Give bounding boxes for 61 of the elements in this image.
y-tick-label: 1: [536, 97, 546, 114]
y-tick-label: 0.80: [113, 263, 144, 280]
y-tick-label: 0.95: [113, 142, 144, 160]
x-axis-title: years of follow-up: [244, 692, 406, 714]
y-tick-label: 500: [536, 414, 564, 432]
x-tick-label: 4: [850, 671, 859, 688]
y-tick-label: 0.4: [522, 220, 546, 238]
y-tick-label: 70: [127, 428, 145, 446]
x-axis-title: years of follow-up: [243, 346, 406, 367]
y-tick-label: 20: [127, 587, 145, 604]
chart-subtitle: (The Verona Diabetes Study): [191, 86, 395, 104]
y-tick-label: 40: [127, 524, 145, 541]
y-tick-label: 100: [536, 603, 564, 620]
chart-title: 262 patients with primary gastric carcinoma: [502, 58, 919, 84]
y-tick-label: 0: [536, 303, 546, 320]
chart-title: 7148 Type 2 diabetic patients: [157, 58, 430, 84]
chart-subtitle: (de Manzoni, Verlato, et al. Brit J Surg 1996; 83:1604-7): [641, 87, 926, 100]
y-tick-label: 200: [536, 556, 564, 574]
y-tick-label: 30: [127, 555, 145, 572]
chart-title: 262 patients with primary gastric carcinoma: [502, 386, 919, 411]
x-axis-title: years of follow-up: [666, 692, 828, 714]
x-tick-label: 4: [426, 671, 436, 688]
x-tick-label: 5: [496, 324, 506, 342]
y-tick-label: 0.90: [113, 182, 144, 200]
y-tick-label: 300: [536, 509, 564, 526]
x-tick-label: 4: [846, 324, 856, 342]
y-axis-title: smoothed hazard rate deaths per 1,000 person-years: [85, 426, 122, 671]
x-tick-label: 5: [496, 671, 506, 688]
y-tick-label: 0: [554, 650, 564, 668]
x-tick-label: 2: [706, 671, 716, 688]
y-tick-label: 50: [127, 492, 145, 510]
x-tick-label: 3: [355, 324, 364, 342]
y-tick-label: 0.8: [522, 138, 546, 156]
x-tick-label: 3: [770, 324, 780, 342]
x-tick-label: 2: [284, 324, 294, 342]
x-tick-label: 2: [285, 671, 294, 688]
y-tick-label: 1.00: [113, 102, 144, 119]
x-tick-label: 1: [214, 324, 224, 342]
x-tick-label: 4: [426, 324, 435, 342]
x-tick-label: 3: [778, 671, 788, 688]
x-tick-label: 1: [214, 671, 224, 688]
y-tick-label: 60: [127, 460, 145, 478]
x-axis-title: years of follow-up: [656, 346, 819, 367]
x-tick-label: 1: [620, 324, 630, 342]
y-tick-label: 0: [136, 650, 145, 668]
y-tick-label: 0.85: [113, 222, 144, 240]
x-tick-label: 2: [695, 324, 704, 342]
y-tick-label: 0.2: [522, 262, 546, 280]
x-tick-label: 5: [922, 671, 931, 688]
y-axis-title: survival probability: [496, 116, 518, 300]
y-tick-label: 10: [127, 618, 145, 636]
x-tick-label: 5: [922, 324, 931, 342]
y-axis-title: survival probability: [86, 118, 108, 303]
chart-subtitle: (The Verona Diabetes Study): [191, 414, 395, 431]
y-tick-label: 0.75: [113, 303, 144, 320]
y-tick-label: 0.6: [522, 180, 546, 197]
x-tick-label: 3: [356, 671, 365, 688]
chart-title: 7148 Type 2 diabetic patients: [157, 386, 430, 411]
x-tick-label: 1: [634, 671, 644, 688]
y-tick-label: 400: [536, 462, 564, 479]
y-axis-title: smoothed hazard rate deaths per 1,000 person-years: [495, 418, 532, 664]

⁂

● Exercise description
Only one number is needed: please count the lines of the entries above in which the string "person" occurs.

● Written solution
2